Data records:
↓

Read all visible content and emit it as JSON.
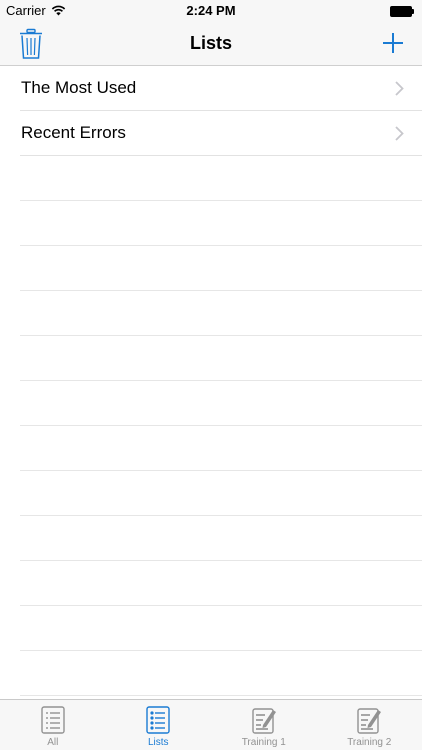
{
  "status_bar": {
    "carrier": "Carrier",
    "time": "2:24 PM"
  },
  "nav": {
    "title": "Lists"
  },
  "list": {
    "items": [
      {
        "label": "The Most Used"
      },
      {
        "label": "Recent Errors"
      }
    ]
  },
  "tab_bar": {
    "tabs": [
      {
        "label": "All",
        "icon": "list-icon",
        "active": false
      },
      {
        "label": "Lists",
        "icon": "bulleted-list-icon",
        "active": true
      },
      {
        "label": "Training 1",
        "icon": "edit-document-icon",
        "active": false
      },
      {
        "label": "Training 2",
        "icon": "edit-document-icon",
        "active": false
      }
    ]
  },
  "colors": {
    "accent": "#1a7bd3",
    "inactive": "#929292",
    "bar_background": "#f7f7f7"
  }
}
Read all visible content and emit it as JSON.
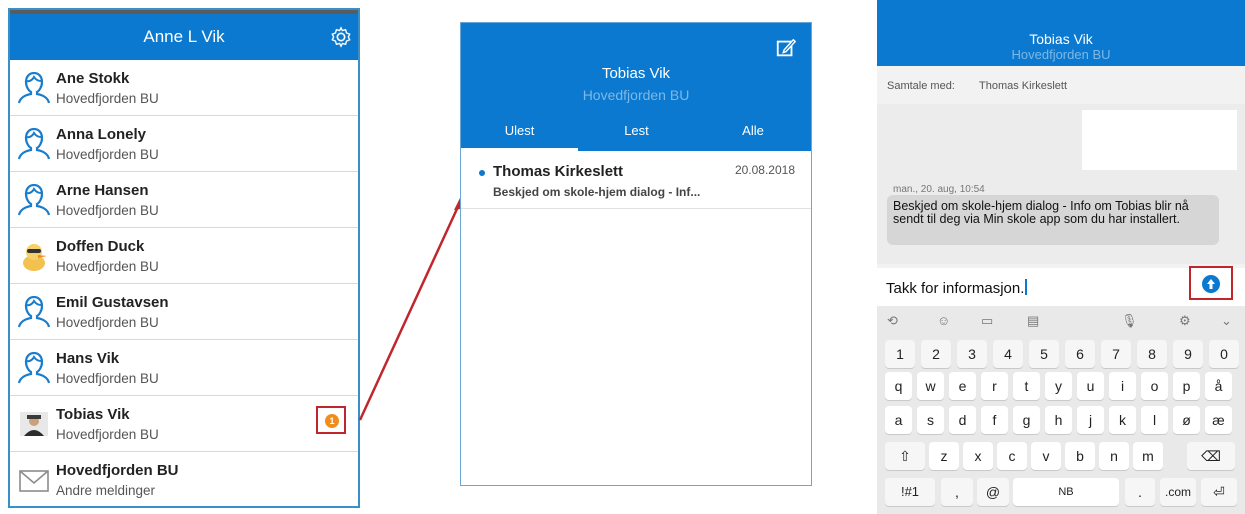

↑

- [WORK INSTRUCTIONS] Transcribe all of the material exactly, leaving out whatever pictures it contains.

- [EXERCISE RESPONSE]
Read all visible content and emit it as JSON.
{
  "status_bar": {
    "carrier": "Carrier",
    "time": "2:24 PM"
  },
  "nav": {
    "title": "Lists"
  },
  "list": {
    "items": [
      {
        "label": "The Most Used"
      },
      {
        "label": "Recent Errors"
      }
    ]
  },
  "tab_bar": {
    "tabs": [
      {
        "label": "All",
        "icon": "list-icon",
        "active": false
      },
      {
        "label": "Lists",
        "icon": "bulleted-list-icon",
        "active": true
      },
      {
        "label": "Training 1",
        "icon": "edit-document-icon",
        "active": false
      },
      {
        "label": "Training 2",
        "icon": "edit-document-icon",
        "active": false
      }
    ]
  },
  "colors": {
    "accent": "#1a7bd3",
    "inactive": "#929292",
    "bar_background": "#f7f7f7"
  }
}
Read all visible content and emit it as JSON.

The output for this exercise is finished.